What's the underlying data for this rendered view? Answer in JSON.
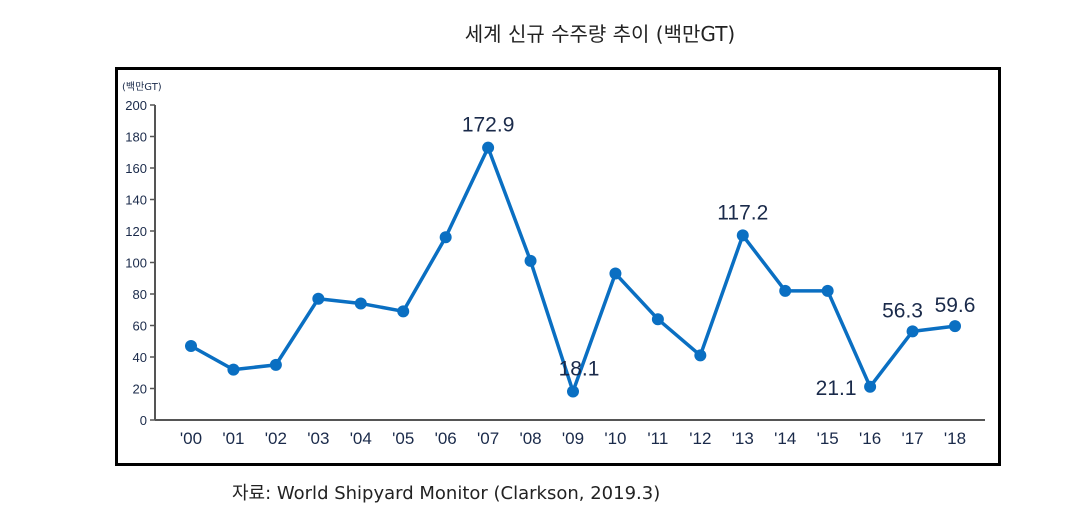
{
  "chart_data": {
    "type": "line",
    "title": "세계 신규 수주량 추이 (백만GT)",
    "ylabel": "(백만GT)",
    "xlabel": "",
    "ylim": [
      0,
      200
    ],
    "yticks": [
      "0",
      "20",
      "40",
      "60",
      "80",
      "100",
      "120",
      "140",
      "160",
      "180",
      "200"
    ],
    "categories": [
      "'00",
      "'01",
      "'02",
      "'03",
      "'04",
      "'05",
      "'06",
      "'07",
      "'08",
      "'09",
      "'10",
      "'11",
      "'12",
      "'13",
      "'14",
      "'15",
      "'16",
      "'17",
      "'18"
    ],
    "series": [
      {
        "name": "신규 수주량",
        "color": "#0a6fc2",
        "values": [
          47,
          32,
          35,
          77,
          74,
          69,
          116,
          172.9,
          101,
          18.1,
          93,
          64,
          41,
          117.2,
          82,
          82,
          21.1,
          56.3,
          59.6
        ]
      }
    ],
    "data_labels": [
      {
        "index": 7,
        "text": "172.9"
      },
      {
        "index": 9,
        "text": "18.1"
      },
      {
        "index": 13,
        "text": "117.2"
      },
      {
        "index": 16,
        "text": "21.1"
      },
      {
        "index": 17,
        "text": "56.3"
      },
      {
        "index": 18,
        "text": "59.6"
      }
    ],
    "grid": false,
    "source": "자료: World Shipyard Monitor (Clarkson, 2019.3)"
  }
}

========================

Repeat the records above exactly, leaving out the pictures.

What's the underlying data for this rendered view? Answer in JSON.
{
  "chart_data": {
    "type": "line",
    "title": "세계 신규 수주량 추이 (백만GT)",
    "ylabel": "(백만GT)",
    "xlabel": "",
    "ylim": [
      0,
      200
    ],
    "yticks": [
      "0",
      "20",
      "40",
      "60",
      "80",
      "100",
      "120",
      "140",
      "160",
      "180",
      "200"
    ],
    "categories": [
      "'00",
      "'01",
      "'02",
      "'03",
      "'04",
      "'05",
      "'06",
      "'07",
      "'08",
      "'09",
      "'10",
      "'11",
      "'12",
      "'13",
      "'14",
      "'15",
      "'16",
      "'17",
      "'18"
    ],
    "series": [
      {
        "name": "신규 수주량",
        "color": "#0a6fc2",
        "values": [
          47,
          32,
          35,
          77,
          74,
          69,
          116,
          172.9,
          101,
          18.1,
          93,
          64,
          41,
          117.2,
          82,
          82,
          21.1,
          56.3,
          59.6
        ]
      }
    ],
    "data_labels": [
      {
        "index": 7,
        "text": "172.9"
      },
      {
        "index": 9,
        "text": "18.1"
      },
      {
        "index": 13,
        "text": "117.2"
      },
      {
        "index": 16,
        "text": "21.1"
      },
      {
        "index": 17,
        "text": "56.3"
      },
      {
        "index": 18,
        "text": "59.6"
      }
    ],
    "grid": false,
    "source": "자료: World Shipyard Monitor (Clarkson, 2019.3)"
  }
}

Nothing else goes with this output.